### EXERCISE INPUTS
● ● ● ●

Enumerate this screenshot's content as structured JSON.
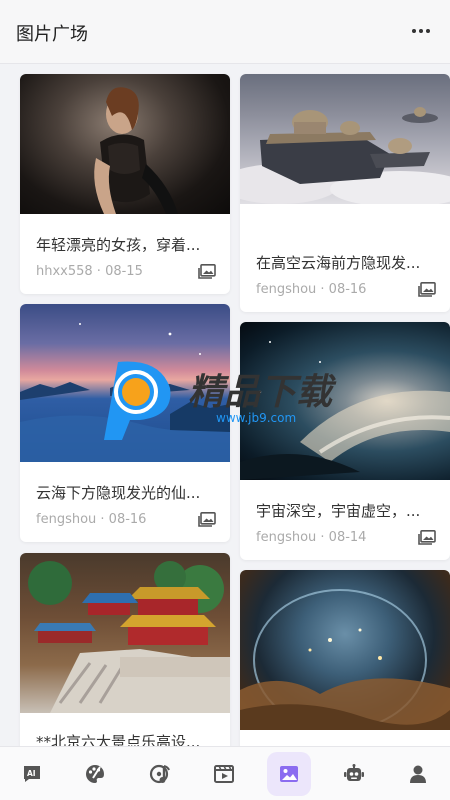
{
  "header": {
    "title": "图片广场",
    "more_icon": "more-dots-icon"
  },
  "cards": [
    {
      "title": "年轻漂亮的女孩，穿着...",
      "author": "hhxx558",
      "date": "08-15",
      "meta": "hhxx558 · 08-15"
    },
    {
      "title": "在高空云海前方隐现发...",
      "author": "fengshou",
      "date": "08-16",
      "meta": "fengshou · 08-16"
    },
    {
      "title": "云海下方隐现发光的仙...",
      "author": "fengshou",
      "date": "08-16",
      "meta": "fengshou · 08-16"
    },
    {
      "title": "宇宙深空，宇宙虚空，...",
      "author": "fengshou",
      "date": "08-14",
      "meta": "fengshou · 08-14"
    },
    {
      "title": "**北京六大景点乐高设...",
      "author": "",
      "date": "",
      "meta": ""
    },
    {
      "title": "",
      "author": "",
      "date": "",
      "meta": ""
    }
  ],
  "watermark": {
    "brand": "精品下载",
    "url": "www.jb9.com"
  },
  "tabs": [
    {
      "name": "ai-chat",
      "icon": "ai-chat-icon",
      "active": false
    },
    {
      "name": "painting",
      "icon": "palette-icon",
      "active": false
    },
    {
      "name": "music",
      "icon": "music-note-icon",
      "active": false
    },
    {
      "name": "video",
      "icon": "video-clapper-icon",
      "active": false
    },
    {
      "name": "image-gallery",
      "icon": "image-icon",
      "active": true
    },
    {
      "name": "robot",
      "icon": "robot-icon",
      "active": false
    },
    {
      "name": "profile",
      "icon": "user-icon",
      "active": false
    }
  ],
  "colors": {
    "accent": "#8b6cf0",
    "accent_bg": "#ece6fb",
    "icon": "#555555"
  }
}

● ● ● ●

### TO DO
Where a line of the data holds "icon", show that line.

### SOLUTION FOR THIS TASK
    "more_icon": "more-dots-icon"
      "icon": "ai-chat-icon",
      "icon": "palette-icon",
      "icon": "music-note-icon",
      "icon": "video-clapper-icon",
      "icon": "image-icon",
      "icon": "robot-icon",
      "icon": "user-icon",
    "icon": "#555555"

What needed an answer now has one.